▶ [TO DO]
Gather the lines below that include the string "difficult", copying each in full.

---- TASK INPUT

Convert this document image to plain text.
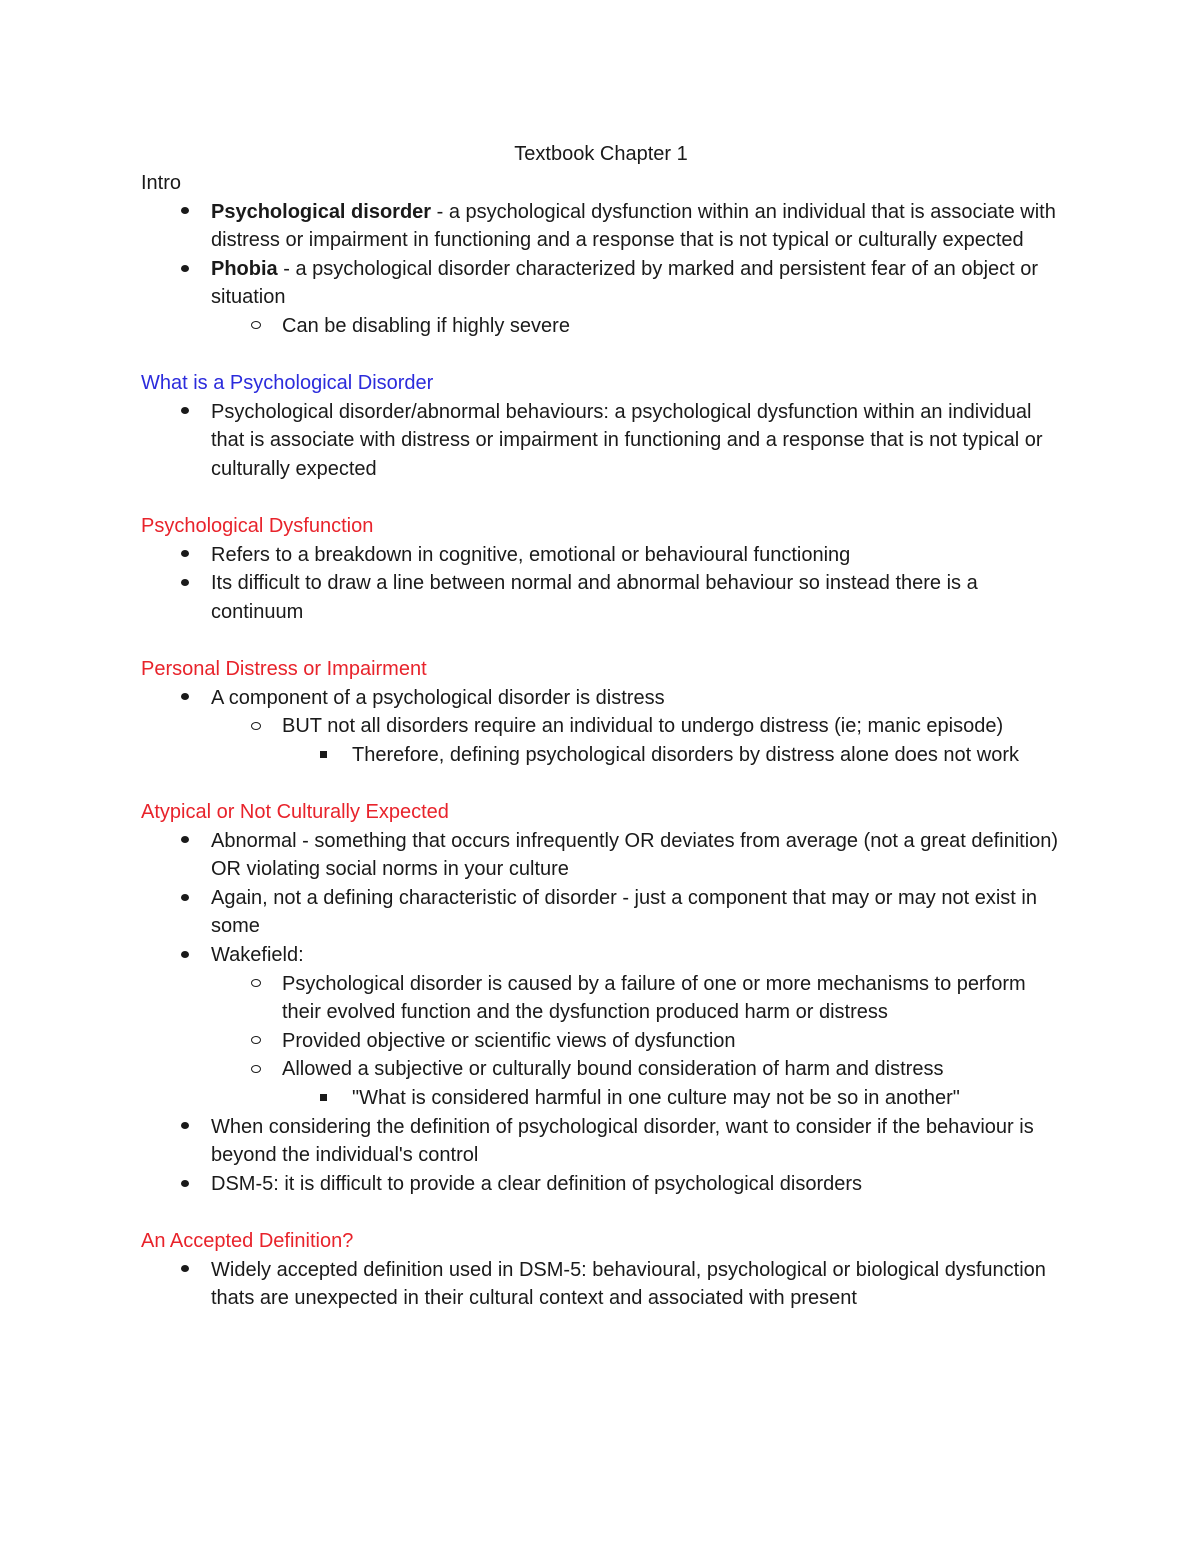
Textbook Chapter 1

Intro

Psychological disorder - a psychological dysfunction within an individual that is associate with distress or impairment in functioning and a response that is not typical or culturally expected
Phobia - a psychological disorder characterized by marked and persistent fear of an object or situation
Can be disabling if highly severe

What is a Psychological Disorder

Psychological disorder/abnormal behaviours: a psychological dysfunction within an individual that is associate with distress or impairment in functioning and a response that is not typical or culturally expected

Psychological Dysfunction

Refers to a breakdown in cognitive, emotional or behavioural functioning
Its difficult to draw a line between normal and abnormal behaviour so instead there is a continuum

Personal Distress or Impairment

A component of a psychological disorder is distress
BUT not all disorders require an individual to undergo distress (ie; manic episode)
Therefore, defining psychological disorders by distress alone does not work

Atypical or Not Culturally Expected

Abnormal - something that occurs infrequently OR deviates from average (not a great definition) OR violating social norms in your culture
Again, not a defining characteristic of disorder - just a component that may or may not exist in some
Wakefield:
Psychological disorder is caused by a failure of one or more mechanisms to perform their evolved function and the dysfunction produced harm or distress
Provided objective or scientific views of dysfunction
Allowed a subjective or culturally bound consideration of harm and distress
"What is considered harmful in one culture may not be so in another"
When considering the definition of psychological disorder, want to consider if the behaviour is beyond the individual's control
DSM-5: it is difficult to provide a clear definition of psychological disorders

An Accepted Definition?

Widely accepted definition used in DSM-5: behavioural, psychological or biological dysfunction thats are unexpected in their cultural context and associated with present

--------
---- TASK INPUT

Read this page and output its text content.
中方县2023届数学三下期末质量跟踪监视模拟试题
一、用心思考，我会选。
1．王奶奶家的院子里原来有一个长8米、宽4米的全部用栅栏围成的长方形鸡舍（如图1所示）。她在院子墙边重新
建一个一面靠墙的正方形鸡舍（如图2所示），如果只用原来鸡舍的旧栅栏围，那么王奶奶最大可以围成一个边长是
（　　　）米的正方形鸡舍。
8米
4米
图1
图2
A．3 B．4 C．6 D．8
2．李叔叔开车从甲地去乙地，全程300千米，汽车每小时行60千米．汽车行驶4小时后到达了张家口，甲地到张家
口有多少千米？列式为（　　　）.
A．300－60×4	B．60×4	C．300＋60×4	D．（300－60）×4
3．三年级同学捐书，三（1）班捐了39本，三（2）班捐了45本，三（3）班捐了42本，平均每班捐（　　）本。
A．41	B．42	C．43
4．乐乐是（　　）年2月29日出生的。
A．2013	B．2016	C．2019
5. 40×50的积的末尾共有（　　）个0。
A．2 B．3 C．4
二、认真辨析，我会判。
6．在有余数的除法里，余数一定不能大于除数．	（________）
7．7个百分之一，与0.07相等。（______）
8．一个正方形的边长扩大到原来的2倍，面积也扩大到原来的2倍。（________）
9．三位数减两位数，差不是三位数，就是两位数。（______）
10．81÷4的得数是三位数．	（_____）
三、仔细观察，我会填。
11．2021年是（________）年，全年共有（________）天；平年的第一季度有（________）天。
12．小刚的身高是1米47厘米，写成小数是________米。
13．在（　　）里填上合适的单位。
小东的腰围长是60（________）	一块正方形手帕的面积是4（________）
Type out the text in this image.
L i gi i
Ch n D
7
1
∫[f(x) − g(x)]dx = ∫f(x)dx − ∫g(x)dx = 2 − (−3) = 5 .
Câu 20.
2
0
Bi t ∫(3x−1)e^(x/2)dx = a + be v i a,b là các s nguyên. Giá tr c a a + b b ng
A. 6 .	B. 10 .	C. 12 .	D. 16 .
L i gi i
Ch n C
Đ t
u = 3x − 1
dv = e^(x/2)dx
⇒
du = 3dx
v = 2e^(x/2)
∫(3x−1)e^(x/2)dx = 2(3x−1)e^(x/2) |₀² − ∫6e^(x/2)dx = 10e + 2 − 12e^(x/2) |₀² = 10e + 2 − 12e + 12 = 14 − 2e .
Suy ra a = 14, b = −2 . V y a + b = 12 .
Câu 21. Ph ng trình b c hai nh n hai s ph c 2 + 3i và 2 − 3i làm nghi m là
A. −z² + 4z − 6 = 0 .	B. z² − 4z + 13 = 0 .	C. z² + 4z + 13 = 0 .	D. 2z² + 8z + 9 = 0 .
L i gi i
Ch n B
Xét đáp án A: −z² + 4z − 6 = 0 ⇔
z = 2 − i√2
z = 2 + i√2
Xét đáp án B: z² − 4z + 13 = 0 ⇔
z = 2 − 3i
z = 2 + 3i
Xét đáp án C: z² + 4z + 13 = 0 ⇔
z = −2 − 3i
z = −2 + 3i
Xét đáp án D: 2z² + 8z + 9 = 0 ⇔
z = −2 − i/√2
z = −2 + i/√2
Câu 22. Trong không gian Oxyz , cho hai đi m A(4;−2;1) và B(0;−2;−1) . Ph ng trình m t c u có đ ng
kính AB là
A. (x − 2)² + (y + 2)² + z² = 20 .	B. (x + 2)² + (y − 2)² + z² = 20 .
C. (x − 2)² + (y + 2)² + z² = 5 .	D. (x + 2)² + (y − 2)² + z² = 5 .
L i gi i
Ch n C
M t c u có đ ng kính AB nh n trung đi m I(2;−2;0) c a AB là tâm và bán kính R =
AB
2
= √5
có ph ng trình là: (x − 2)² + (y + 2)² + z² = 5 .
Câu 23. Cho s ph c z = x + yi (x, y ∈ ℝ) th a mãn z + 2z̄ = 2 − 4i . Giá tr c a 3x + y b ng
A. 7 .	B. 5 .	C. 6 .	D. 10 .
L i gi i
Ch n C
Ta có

--------

▶ [RESPONSE]
Its difficult to draw a line between normal and abnormal behaviour so instead there is a continuum
DSM-5: it is difficult to provide a clear definition of psychological disorders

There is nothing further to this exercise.